Dataset items:
┌──

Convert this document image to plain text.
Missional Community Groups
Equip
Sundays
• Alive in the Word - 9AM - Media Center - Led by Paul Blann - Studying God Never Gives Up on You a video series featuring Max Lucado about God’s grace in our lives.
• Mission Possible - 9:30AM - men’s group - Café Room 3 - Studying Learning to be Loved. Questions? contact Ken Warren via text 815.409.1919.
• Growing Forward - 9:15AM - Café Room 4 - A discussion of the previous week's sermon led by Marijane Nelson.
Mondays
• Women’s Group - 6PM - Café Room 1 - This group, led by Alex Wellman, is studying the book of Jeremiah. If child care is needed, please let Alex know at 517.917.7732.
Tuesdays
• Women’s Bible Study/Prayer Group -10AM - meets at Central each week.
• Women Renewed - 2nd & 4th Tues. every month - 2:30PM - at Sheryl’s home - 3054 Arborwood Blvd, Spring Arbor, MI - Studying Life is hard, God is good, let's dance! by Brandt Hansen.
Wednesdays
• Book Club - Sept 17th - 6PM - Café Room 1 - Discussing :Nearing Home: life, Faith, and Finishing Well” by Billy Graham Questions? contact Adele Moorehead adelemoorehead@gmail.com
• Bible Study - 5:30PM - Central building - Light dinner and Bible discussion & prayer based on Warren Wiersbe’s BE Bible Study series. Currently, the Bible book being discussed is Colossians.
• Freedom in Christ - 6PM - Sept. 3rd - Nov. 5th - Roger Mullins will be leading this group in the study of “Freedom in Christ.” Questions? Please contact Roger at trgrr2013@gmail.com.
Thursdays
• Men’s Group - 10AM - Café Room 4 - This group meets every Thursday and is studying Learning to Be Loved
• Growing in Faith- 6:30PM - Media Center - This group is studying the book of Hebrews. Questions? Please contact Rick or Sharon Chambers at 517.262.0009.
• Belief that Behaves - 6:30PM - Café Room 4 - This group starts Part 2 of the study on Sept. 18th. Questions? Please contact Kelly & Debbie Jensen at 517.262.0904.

└──

*Instructions to follow*.
Of the lines in this material, state how many hold the string "every". Write no other words.

*Solution to the problem*.
2